**Lesetext:**
◆ ◆ ◆ ◆ ◆ ◆ ◆
Biete meine Silver Eagel Cabin 630 mit fast neuen Honda BF 135 und Harbeck Trailer zur Zeit wegen eventueller Vergrößerung bei BoatShop24.com an.

Link:
http://www.boatshop24.com/web/de/su...SEARCH_MATERIAL=1016&SORTORDER=1&totalcount=4

Schöne Grüße von der Ostsee,
Lys


----------



## fischer696 (5. März 2007)

*AW: Welches Boot für 25000??*

:k  nettes Boot ( träum ) :l


----------



## Spackus (5. März 2007)

*AW: Welches Boot für 25000??*

Also das Problem ist nicht nur das Salzwasser, sondern insbesonders Salzwasser in Kombination mit einer undichten Batterie und da ist dann die lebenslange Garantie schon wieder hinfällig...
Einweiteres Problem sind die Nieten, die sich nach einer gewissen Zeit lösen (Lund sowie Alumacraft). Da ist ein geschweißtes Buster schon besser. Von dem Kaasbol habe ich nun schon des öfteren gehört, dass die Schweißnähte gerissen sind. Also auch nicht das gelbe vom Ei.
Mein Lund Boot lag auch nicht ständig im Salzwasser, sondern wurde auch nur immer geslipt und zu 99% auf holländischen Flüssen/ Seen eingesetzt (Spinnfischen, Vertikalfischen, Schleppfischen usw.). Und trotzdem undicht.
Darüber hinaus würde ich einmal die Dicke des Alus betrachten.
Die SeaFox 216CC ist zum Vertikalfischen ungeeignet!
◆ ◆ ◆ ◆ ◆ ◆ ◆
**Angezeigte Daten:**
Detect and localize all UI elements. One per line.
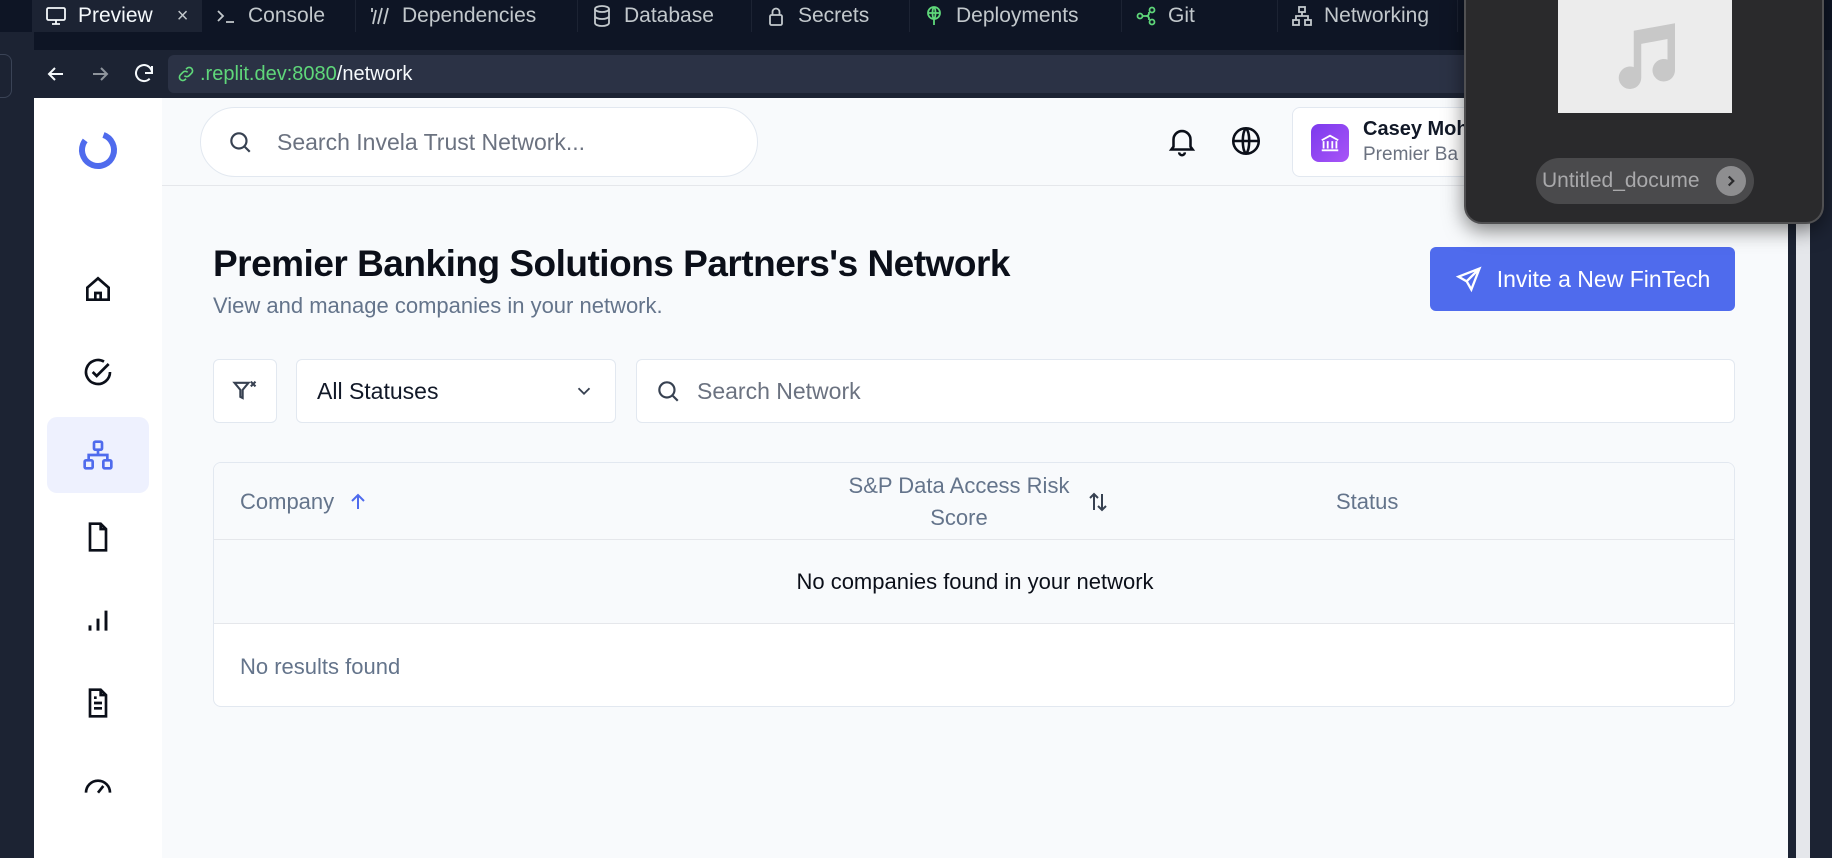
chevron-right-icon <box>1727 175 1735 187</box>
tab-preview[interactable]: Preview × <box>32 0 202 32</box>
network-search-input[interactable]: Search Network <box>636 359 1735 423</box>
◆ ◆ ◆ ◆ ◆ ◆ ◆
**Aufgaben:**
1 - Welche Angelmethoden werden im Text über Boote genannt? Zähle alle auf.
2 - Schreibe den Text über Boote im Anschluss an seinen letzten Satz weiter.

**Ergebnisse:**
1 - Spinnfischen, Vertikalfischen, Schleppfischen

2 -
Am besten Du machst es so wie mein Bruder & ich. Ich fahre ne SeaFox 236CC und mein Bruder ein 17Fuss Alumacraft Tournament Pro. Und wenn der eine mal nicht kann, hab ich auch noch Kollegen mit Booten. Unter anderem auch jemanden mit einem Lund.
Im übrigen liegt das Lund bei weitem nicht so gut im Wasser wie das Alumacraft.
Naja und was nochmal die Rauhwassertauglichkeit betrifft: Mein Bruder hat auch schon bei Windstärke 7 im Bodden mit dem Alumacraft gefischt. Ist halt nicht so gemütlich, geht aber auch...
Gruß,
Spackus


----------



## Brisko (5. März 2007)

*AW: Welches Boot für 25000??*

@spackus

Ja, ja Du hast es gut...........  
Leider bin ich noch weit davon entfernt mir ein Boot zu kaufen.... Steht vielleicht in 10 Jahren mal an... 
Mein Kumpel hat halt das Geld und will es auch los werden... Gut für mich#6 #6 Also wird es für eine laaaaannnge Zeit das einzige Boot bei uns bleiben... 

@LYS
Das Boot ist schon ne Wucht, aber ich denke immer bei so einem Ding nur ans Meer.. Trollingfischen usw... Wie sieht das denn mit der "benutzerfreundlichkeit" auf Binnegewässern aus?? Wir wollen, wie gesagt, das Ding hauptsächlich zum Hechtfischen und Zandern einsetzen.. (Wobei wir das Meeresangeln noch nicht so richtig ausprobiert haben.. Hab z.B. noch nie in meinem Leben einen Dorsch gefangen...|uhoh: |uhoh: |uhoh: ) 

Naja... vielleicht will ja hier jemand sein Boot los werden und nimmt uns mal mit#h #h #h  und wir kommen auf den Geschmack   

Das ist schon ärgerlich mit dem "Wassereinbruch", aber ein Lund hat doch lebenslange Garantie auf den Rumpf oder???? (Wenn man die Batterie immer im Auge behält.. Werden die Dinger denn schnell undicht???) Muss dann das Boot immer "eingeschickt" werden, oder macht das dann der authorisierte Fachhändler vor Ort???


----------



## M-Trip (5. März 2007)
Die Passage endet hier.